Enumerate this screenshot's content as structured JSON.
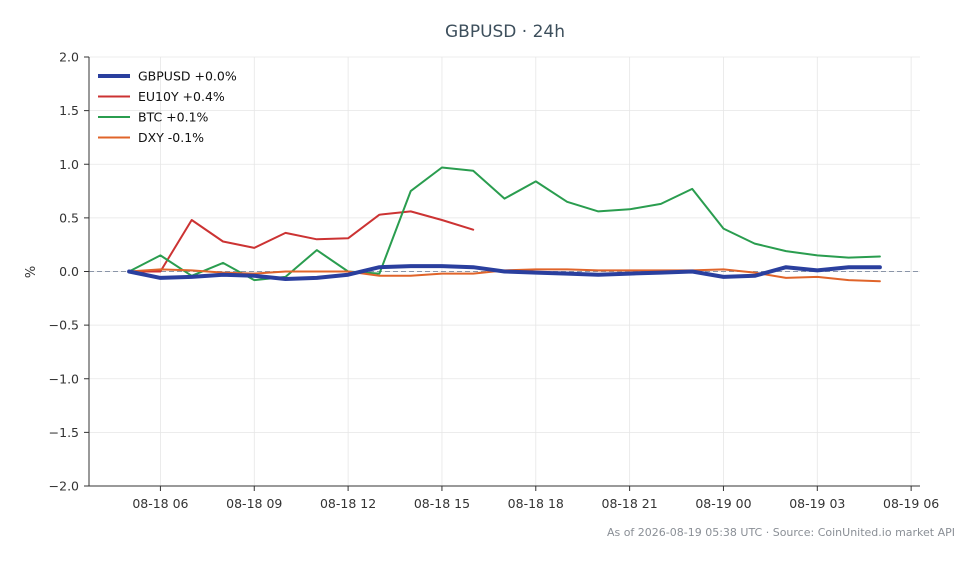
{
  "chart_data": {
    "type": "line",
    "title": "GBPUSD · 24h",
    "xlabel": "",
    "ylabel": "%",
    "ylim": [
      -2.0,
      2.0
    ],
    "xlim": [
      "2026-08-18 03:43",
      "2026-08-19 06:17"
    ],
    "yticks": [
      "2.0",
      "1.5",
      "1.0",
      "0.5",
      "0.0",
      "−0.5",
      "−1.0",
      "−1.5",
      "−2.0"
    ],
    "ytick_values": [
      2.0,
      1.5,
      1.0,
      0.5,
      0.0,
      -0.5,
      -1.0,
      -1.5,
      -2.0
    ],
    "xticks": [
      "08-18 06",
      "08-18 09",
      "08-18 12",
      "08-18 15",
      "08-18 18",
      "08-18 21",
      "08-19 00",
      "08-19 03",
      "08-19 06"
    ],
    "xtick_values": [
      "2026-08-18 06:00",
      "2026-08-18 09:00",
      "2026-08-18 12:00",
      "2026-08-18 15:00",
      "2026-08-18 18:00",
      "2026-08-18 21:00",
      "2026-08-19 00:00",
      "2026-08-19 03:00",
      "2026-08-19 06:00"
    ],
    "grid": true,
    "zero_line": true,
    "legend_position": "top-left",
    "series": [
      {
        "name": "GBPUSD +0.0%",
        "color": "#2a3f9e",
        "emphasis": "thick",
        "x": [
          "2026-08-18 05:00",
          "2026-08-18 06:00",
          "2026-08-18 07:00",
          "2026-08-18 08:00",
          "2026-08-18 09:00",
          "2026-08-18 10:00",
          "2026-08-18 11:00",
          "2026-08-18 12:00",
          "2026-08-18 13:00",
          "2026-08-18 14:00",
          "2026-08-18 15:00",
          "2026-08-18 16:00",
          "2026-08-18 17:00",
          "2026-08-18 18:00",
          "2026-08-18 19:00",
          "2026-08-18 20:00",
          "2026-08-18 21:00",
          "2026-08-18 22:00",
          "2026-08-18 23:00",
          "2026-08-19 00:00",
          "2026-08-19 01:00",
          "2026-08-19 02:00",
          "2026-08-19 03:00",
          "2026-08-19 04:00",
          "2026-08-19 05:00"
        ],
        "values": [
          0.0,
          -0.06,
          -0.05,
          -0.03,
          -0.04,
          -0.07,
          -0.06,
          -0.03,
          0.04,
          0.05,
          0.05,
          0.04,
          0.0,
          -0.01,
          -0.02,
          -0.03,
          -0.02,
          -0.01,
          0.0,
          -0.05,
          -0.04,
          0.04,
          0.01,
          0.04,
          0.04
        ]
      },
      {
        "name": "EU10Y +0.4%",
        "color": "#cc3333",
        "emphasis": "normal",
        "x": [
          "2026-08-18 05:00",
          "2026-08-18 06:00",
          "2026-08-18 07:00",
          "2026-08-18 08:00",
          "2026-08-18 09:00",
          "2026-08-18 10:00",
          "2026-08-18 11:00",
          "2026-08-18 12:00",
          "2026-08-18 13:00",
          "2026-08-18 14:00",
          "2026-08-18 15:00",
          "2026-08-18 16:00"
        ],
        "values": [
          0.0,
          0.0,
          0.48,
          0.28,
          0.22,
          0.36,
          0.3,
          0.31,
          0.53,
          0.56,
          0.48,
          0.39
        ]
      },
      {
        "name": "BTC +0.1%",
        "color": "#2a9d4f",
        "emphasis": "normal",
        "x": [
          "2026-08-18 05:00",
          "2026-08-18 06:00",
          "2026-08-18 07:00",
          "2026-08-18 08:00",
          "2026-08-18 09:00",
          "2026-08-18 10:00",
          "2026-08-18 11:00",
          "2026-08-18 12:00",
          "2026-08-18 13:00",
          "2026-08-18 14:00",
          "2026-08-18 15:00",
          "2026-08-18 16:00",
          "2026-08-18 17:00",
          "2026-08-18 18:00",
          "2026-08-18 19:00",
          "2026-08-18 20:00",
          "2026-08-18 21:00",
          "2026-08-18 22:00",
          "2026-08-18 23:00",
          "2026-08-19 00:00",
          "2026-08-19 01:00",
          "2026-08-19 02:00",
          "2026-08-19 03:00",
          "2026-08-19 04:00",
          "2026-08-19 05:00"
        ],
        "values": [
          0.0,
          0.15,
          -0.04,
          0.08,
          -0.08,
          -0.05,
          0.2,
          0.0,
          -0.02,
          0.75,
          0.97,
          0.94,
          0.68,
          0.84,
          0.65,
          0.56,
          0.58,
          0.63,
          0.77,
          0.4,
          0.26,
          0.19,
          0.15,
          0.13,
          0.14
        ]
      },
      {
        "name": "DXY -0.1%",
        "color": "#e0642a",
        "emphasis": "normal",
        "x": [
          "2026-08-18 05:00",
          "2026-08-18 06:00",
          "2026-08-18 07:00",
          "2026-08-18 08:00",
          "2026-08-18 09:00",
          "2026-08-18 10:00",
          "2026-08-18 11:00",
          "2026-08-18 12:00",
          "2026-08-18 13:00",
          "2026-08-18 14:00",
          "2026-08-18 15:00",
          "2026-08-18 16:00",
          "2026-08-18 17:00",
          "2026-08-18 18:00",
          "2026-08-18 19:00",
          "2026-08-18 20:00",
          "2026-08-18 21:00",
          "2026-08-18 22:00",
          "2026-08-18 23:00",
          "2026-08-19 00:00",
          "2026-08-19 01:00",
          "2026-08-19 02:00",
          "2026-08-19 03:00",
          "2026-08-19 04:00",
          "2026-08-19 05:00"
        ],
        "values": [
          0.0,
          0.02,
          0.01,
          -0.01,
          -0.02,
          0.0,
          0.0,
          0.0,
          -0.04,
          -0.04,
          -0.02,
          -0.02,
          0.01,
          0.02,
          0.02,
          0.01,
          0.01,
          0.01,
          0.01,
          0.02,
          -0.01,
          -0.06,
          -0.05,
          -0.08,
          -0.09
        ]
      }
    ]
  },
  "colors": {
    "axis": "#333333",
    "grid": "#e6e6e6",
    "zero_line": "#8a95a8",
    "title": "#3d4f5c"
  },
  "footer": "As of 2026-08-19 05:38 UTC · Source: CoinUnited.io market API"
}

▸ **YOUR OBJECTIVE**
Restate the whole listing above exactly, except for its images.

▸ **FULL SOLUTION**
Enumerate this screenshot's content as structured JSON.
{
  "chart_data": {
    "type": "line",
    "title": "GBPUSD · 24h",
    "xlabel": "",
    "ylabel": "%",
    "ylim": [
      -2.0,
      2.0
    ],
    "xlim": [
      "2026-08-18 03:43",
      "2026-08-19 06:17"
    ],
    "yticks": [
      "2.0",
      "1.5",
      "1.0",
      "0.5",
      "0.0",
      "−0.5",
      "−1.0",
      "−1.5",
      "−2.0"
    ],
    "ytick_values": [
      2.0,
      1.5,
      1.0,
      0.5,
      0.0,
      -0.5,
      -1.0,
      -1.5,
      -2.0
    ],
    "xticks": [
      "08-18 06",
      "08-18 09",
      "08-18 12",
      "08-18 15",
      "08-18 18",
      "08-18 21",
      "08-19 00",
      "08-19 03",
      "08-19 06"
    ],
    "xtick_values": [
      "2026-08-18 06:00",
      "2026-08-18 09:00",
      "2026-08-18 12:00",
      "2026-08-18 15:00",
      "2026-08-18 18:00",
      "2026-08-18 21:00",
      "2026-08-19 00:00",
      "2026-08-19 03:00",
      "2026-08-19 06:00"
    ],
    "grid": true,
    "zero_line": true,
    "legend_position": "top-left",
    "series": [
      {
        "name": "GBPUSD +0.0%",
        "color": "#2a3f9e",
        "emphasis": "thick",
        "x": [
          "2026-08-18 05:00",
          "2026-08-18 06:00",
          "2026-08-18 07:00",
          "2026-08-18 08:00",
          "2026-08-18 09:00",
          "2026-08-18 10:00",
          "2026-08-18 11:00",
          "2026-08-18 12:00",
          "2026-08-18 13:00",
          "2026-08-18 14:00",
          "2026-08-18 15:00",
          "2026-08-18 16:00",
          "2026-08-18 17:00",
          "2026-08-18 18:00",
          "2026-08-18 19:00",
          "2026-08-18 20:00",
          "2026-08-18 21:00",
          "2026-08-18 22:00",
          "2026-08-18 23:00",
          "2026-08-19 00:00",
          "2026-08-19 01:00",
          "2026-08-19 02:00",
          "2026-08-19 03:00",
          "2026-08-19 04:00",
          "2026-08-19 05:00"
        ],
        "values": [
          0.0,
          -0.06,
          -0.05,
          -0.03,
          -0.04,
          -0.07,
          -0.06,
          -0.03,
          0.04,
          0.05,
          0.05,
          0.04,
          0.0,
          -0.01,
          -0.02,
          -0.03,
          -0.02,
          -0.01,
          0.0,
          -0.05,
          -0.04,
          0.04,
          0.01,
          0.04,
          0.04
        ]
      },
      {
        "name": "EU10Y +0.4%",
        "color": "#cc3333",
        "emphasis": "normal",
        "x": [
          "2026-08-18 05:00",
          "2026-08-18 06:00",
          "2026-08-18 07:00",
          "2026-08-18 08:00",
          "2026-08-18 09:00",
          "2026-08-18 10:00",
          "2026-08-18 11:00",
          "2026-08-18 12:00",
          "2026-08-18 13:00",
          "2026-08-18 14:00",
          "2026-08-18 15:00",
          "2026-08-18 16:00"
        ],
        "values": [
          0.0,
          0.0,
          0.48,
          0.28,
          0.22,
          0.36,
          0.3,
          0.31,
          0.53,
          0.56,
          0.48,
          0.39
        ]
      },
      {
        "name": "BTC +0.1%",
        "color": "#2a9d4f",
        "emphasis": "normal",
        "x": [
          "2026-08-18 05:00",
          "2026-08-18 06:00",
          "2026-08-18 07:00",
          "2026-08-18 08:00",
          "2026-08-18 09:00",
          "2026-08-18 10:00",
          "2026-08-18 11:00",
          "2026-08-18 12:00",
          "2026-08-18 13:00",
          "2026-08-18 14:00",
          "2026-08-18 15:00",
          "2026-08-18 16:00",
          "2026-08-18 17:00",
          "2026-08-18 18:00",
          "2026-08-18 19:00",
          "2026-08-18 20:00",
          "2026-08-18 21:00",
          "2026-08-18 22:00",
          "2026-08-18 23:00",
          "2026-08-19 00:00",
          "2026-08-19 01:00",
          "2026-08-19 02:00",
          "2026-08-19 03:00",
          "2026-08-19 04:00",
          "2026-08-19 05:00"
        ],
        "values": [
          0.0,
          0.15,
          -0.04,
          0.08,
          -0.08,
          -0.05,
          0.2,
          0.0,
          -0.02,
          0.75,
          0.97,
          0.94,
          0.68,
          0.84,
          0.65,
          0.56,
          0.58,
          0.63,
          0.77,
          0.4,
          0.26,
          0.19,
          0.15,
          0.13,
          0.14
        ]
      },
      {
        "name": "DXY -0.1%",
        "color": "#e0642a",
        "emphasis": "normal",
        "x": [
          "2026-08-18 05:00",
          "2026-08-18 06:00",
          "2026-08-18 07:00",
          "2026-08-18 08:00",
          "2026-08-18 09:00",
          "2026-08-18 10:00",
          "2026-08-18 11:00",
          "2026-08-18 12:00",
          "2026-08-18 13:00",
          "2026-08-18 14:00",
          "2026-08-18 15:00",
          "2026-08-18 16:00",
          "2026-08-18 17:00",
          "2026-08-18 18:00",
          "2026-08-18 19:00",
          "2026-08-18 20:00",
          "2026-08-18 21:00",
          "2026-08-18 22:00",
          "2026-08-18 23:00",
          "2026-08-19 00:00",
          "2026-08-19 01:00",
          "2026-08-19 02:00",
          "2026-08-19 03:00",
          "2026-08-19 04:00",
          "2026-08-19 05:00"
        ],
        "values": [
          0.0,
          0.02,
          0.01,
          -0.01,
          -0.02,
          0.0,
          0.0,
          0.0,
          -0.04,
          -0.04,
          -0.02,
          -0.02,
          0.01,
          0.02,
          0.02,
          0.01,
          0.01,
          0.01,
          0.01,
          0.02,
          -0.01,
          -0.06,
          -0.05,
          -0.08,
          -0.09
        ]
      }
    ]
  },
  "colors": {
    "axis": "#333333",
    "grid": "#e6e6e6",
    "zero_line": "#8a95a8",
    "title": "#3d4f5c"
  },
  "footer": "As of 2026-08-19 05:38 UTC · Source: CoinUnited.io market API"
}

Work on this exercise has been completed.